▸ REQUESTS:
1. Duplicate the part of the microwave text starting at "While the name" and ending at "(30 cm wavelength).".
2. Name each material in the microwave text that Hertz's apparatus was built with.

··· GIVEN TEXT ···

Apparatus and techniques may be described qualitatively as "microwave" when the wavelengths of signals are roughly the same as the dimensions of the equipment, so that lumped-element circuit theory is inaccurate. As a consequence, practical microwave technique tends to move away from the discrete resistors, capacitors, and inductors used with lower frequency radio waves. Instead, distributed circuit elements and transmission-line theory are more useful methods for design, analysis. Open-wire and coaxial transmission lines give way to waveguides, and lumped-element tuned circuits are replaced by cavity resonators or resonant lines. Effects of reflection, polarization, scattering, diffraction, and atmospheric absorption usually associated with visible light are of practical significance in the study of microwave propagation. The same equations of electromagnetic theory apply at all frequencies.

While the name may suggest a micrometer wavelength, it is better understood as indicating wavelengths very much smaller than those used in radio broadcasting. The boundaries between far infrared light, terahertz radiation, microwaves, and ultra-high-frequency radio waves are fairly arbitrary and are used variously between different fields of study. The term microwave generally refers to "alternating current signals with frequencies between 3 GHz (3×10⁹ Hz) and 300 GHz (3×10¹¹ Hz). Both IEC standard 60050 and IEEE standard 100 define "microwave" frequencies starting at 1 GHz (30 cm wavelength).

Electromagnetic waves longer (lower frequency) than microwaves are called "radio waves". Electromagnetic radiation with shorter wavelengths may be called "millimeter waves", terahertz radiation or even T-rays. Definitions differ for millimeter wave band, which the IEEE defines as 110 GHz to 300 GHz.

Discovery

The existence of electromagnetic waves, of which microwaves are part of the electromagnetic spectrum, was predicted by James Clerk Maxwell in 1864 from his equations. In 1888, Heinrich Hertz was the first to demonstrate the existence of electromagnetic waves by building an apparatus that produced and detected microwaves in the UHF region. The design necessarily used horse-and-buggy materials, including a horse trough, a wrought iron point spark, Leyden jars, and a length of zinc gutter whose parabolic cross-section worked as a reflection antenna. In 1894 J. C. Bose publicly demonstrated radio control of a bell using millimetre wavelengths, and conducted research into the propagation of microwaves.

··· DATA LINES ···

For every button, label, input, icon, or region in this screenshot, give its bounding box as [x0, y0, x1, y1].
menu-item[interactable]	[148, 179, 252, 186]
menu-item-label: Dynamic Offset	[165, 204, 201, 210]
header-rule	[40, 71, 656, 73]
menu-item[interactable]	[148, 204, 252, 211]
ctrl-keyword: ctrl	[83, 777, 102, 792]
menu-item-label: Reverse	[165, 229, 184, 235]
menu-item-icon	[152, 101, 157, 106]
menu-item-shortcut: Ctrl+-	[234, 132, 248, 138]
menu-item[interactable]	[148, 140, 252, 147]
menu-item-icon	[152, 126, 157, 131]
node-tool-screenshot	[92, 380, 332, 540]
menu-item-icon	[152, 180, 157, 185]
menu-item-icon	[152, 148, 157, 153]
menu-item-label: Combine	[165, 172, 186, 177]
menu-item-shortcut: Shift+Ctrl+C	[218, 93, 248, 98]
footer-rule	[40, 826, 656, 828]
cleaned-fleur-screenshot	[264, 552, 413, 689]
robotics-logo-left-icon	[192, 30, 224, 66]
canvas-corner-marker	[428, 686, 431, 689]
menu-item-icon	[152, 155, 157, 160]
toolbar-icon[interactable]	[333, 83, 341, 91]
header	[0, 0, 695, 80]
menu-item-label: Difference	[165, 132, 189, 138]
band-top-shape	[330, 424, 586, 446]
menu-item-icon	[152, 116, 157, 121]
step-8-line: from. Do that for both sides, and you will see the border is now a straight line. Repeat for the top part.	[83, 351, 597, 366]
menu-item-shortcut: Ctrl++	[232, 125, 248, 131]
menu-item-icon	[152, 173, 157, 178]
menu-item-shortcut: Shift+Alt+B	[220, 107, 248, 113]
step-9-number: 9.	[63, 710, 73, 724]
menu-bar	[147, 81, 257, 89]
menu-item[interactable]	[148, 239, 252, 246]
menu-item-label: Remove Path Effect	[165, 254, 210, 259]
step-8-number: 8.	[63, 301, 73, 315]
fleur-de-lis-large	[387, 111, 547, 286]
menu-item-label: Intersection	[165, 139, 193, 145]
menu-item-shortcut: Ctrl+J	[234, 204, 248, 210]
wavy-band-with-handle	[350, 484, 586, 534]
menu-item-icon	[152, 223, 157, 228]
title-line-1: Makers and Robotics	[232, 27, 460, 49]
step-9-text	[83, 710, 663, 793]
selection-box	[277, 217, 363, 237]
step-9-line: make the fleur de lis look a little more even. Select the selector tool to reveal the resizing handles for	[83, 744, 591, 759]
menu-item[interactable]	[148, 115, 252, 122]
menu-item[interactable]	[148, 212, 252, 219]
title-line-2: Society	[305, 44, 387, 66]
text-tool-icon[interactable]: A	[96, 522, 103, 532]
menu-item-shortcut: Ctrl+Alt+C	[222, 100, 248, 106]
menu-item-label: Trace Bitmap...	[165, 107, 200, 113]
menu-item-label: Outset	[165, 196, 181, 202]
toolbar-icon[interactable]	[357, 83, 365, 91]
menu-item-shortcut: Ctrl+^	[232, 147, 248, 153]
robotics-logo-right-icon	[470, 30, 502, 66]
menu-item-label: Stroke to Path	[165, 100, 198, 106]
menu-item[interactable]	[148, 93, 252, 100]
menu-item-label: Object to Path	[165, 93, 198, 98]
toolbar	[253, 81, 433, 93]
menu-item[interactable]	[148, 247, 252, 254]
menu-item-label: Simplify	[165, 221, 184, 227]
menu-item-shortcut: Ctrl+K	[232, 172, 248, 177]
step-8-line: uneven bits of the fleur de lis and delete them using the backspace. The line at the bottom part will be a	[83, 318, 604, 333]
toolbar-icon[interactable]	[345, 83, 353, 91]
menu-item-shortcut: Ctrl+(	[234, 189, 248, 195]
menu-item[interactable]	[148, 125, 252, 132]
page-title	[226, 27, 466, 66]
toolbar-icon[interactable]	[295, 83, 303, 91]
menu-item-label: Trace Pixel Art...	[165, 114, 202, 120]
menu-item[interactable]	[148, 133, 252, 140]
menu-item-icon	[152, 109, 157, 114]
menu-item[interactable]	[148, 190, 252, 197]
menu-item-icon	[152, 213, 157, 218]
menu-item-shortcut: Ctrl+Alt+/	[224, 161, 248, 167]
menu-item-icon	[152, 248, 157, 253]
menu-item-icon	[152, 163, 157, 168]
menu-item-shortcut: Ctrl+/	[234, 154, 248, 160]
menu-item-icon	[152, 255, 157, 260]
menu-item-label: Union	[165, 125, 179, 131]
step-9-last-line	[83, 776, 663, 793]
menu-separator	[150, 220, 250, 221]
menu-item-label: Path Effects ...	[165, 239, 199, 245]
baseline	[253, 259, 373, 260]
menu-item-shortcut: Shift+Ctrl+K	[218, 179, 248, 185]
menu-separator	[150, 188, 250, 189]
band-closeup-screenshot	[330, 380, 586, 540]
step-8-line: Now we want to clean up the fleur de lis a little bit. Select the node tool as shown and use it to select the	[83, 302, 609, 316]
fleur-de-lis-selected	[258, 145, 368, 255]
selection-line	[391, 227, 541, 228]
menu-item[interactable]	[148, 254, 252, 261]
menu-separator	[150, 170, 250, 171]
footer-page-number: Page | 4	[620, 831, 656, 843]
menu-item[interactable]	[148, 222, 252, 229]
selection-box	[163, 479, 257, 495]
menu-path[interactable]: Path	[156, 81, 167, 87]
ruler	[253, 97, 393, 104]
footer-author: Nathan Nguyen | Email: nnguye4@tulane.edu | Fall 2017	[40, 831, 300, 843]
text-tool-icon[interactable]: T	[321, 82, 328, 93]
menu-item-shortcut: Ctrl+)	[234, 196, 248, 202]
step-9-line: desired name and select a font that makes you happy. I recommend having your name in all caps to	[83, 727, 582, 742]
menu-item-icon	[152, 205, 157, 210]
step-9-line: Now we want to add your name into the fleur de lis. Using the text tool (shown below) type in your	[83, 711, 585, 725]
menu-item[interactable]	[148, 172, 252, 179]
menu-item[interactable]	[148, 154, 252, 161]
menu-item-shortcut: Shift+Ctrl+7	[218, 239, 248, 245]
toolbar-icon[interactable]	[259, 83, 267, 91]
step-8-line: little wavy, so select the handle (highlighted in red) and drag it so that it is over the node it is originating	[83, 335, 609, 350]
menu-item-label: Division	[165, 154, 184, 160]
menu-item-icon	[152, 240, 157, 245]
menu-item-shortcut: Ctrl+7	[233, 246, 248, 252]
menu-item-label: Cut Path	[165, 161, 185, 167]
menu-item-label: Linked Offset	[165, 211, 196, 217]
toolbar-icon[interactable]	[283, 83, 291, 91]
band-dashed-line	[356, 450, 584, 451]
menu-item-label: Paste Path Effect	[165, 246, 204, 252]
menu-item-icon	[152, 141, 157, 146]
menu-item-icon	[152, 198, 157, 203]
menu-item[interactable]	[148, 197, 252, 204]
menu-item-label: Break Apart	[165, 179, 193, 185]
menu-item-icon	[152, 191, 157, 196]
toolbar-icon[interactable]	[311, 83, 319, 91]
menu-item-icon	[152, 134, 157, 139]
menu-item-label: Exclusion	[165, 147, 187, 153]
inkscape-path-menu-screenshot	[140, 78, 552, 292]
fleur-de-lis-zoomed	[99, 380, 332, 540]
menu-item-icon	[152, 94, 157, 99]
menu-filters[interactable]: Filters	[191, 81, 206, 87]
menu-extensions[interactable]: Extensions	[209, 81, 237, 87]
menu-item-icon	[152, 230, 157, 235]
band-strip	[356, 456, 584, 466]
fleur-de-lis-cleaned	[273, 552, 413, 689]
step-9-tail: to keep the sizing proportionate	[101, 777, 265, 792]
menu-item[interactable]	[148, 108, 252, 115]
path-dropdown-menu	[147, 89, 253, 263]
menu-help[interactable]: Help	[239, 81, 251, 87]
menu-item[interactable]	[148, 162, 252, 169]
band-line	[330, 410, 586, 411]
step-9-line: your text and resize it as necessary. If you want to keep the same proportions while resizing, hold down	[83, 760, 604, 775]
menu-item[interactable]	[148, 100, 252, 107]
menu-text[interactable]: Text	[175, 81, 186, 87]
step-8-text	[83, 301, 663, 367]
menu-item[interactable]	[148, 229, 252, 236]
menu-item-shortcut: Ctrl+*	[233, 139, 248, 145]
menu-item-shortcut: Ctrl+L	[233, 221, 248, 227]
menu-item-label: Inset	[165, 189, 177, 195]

···

▸ ANSWERS FOR THE EXERCISE:
1.
While the name may suggest a micrometer wavelength, it is better understood as indicating wavelengths very much smaller than those used in radio broadcasting. The boundaries between far infrared light, terahertz radiation, microwaves, and ultra-high-frequency radio waves are fairly arbitrary and are used variously between different fields of study. The term microwave generally refers to "alternating current signals with frequencies between 3 GHz (3×10⁹ Hz) and 300 GHz (3×10¹¹ Hz). Both IEC standard 60050 and IEEE standard 100 define "microwave" frequencies starting at 1 GHz (30 cm wavelength).

2.
- A horse trough
- A wrought iron point spark
- Leyden jars
- A length of zinc gutter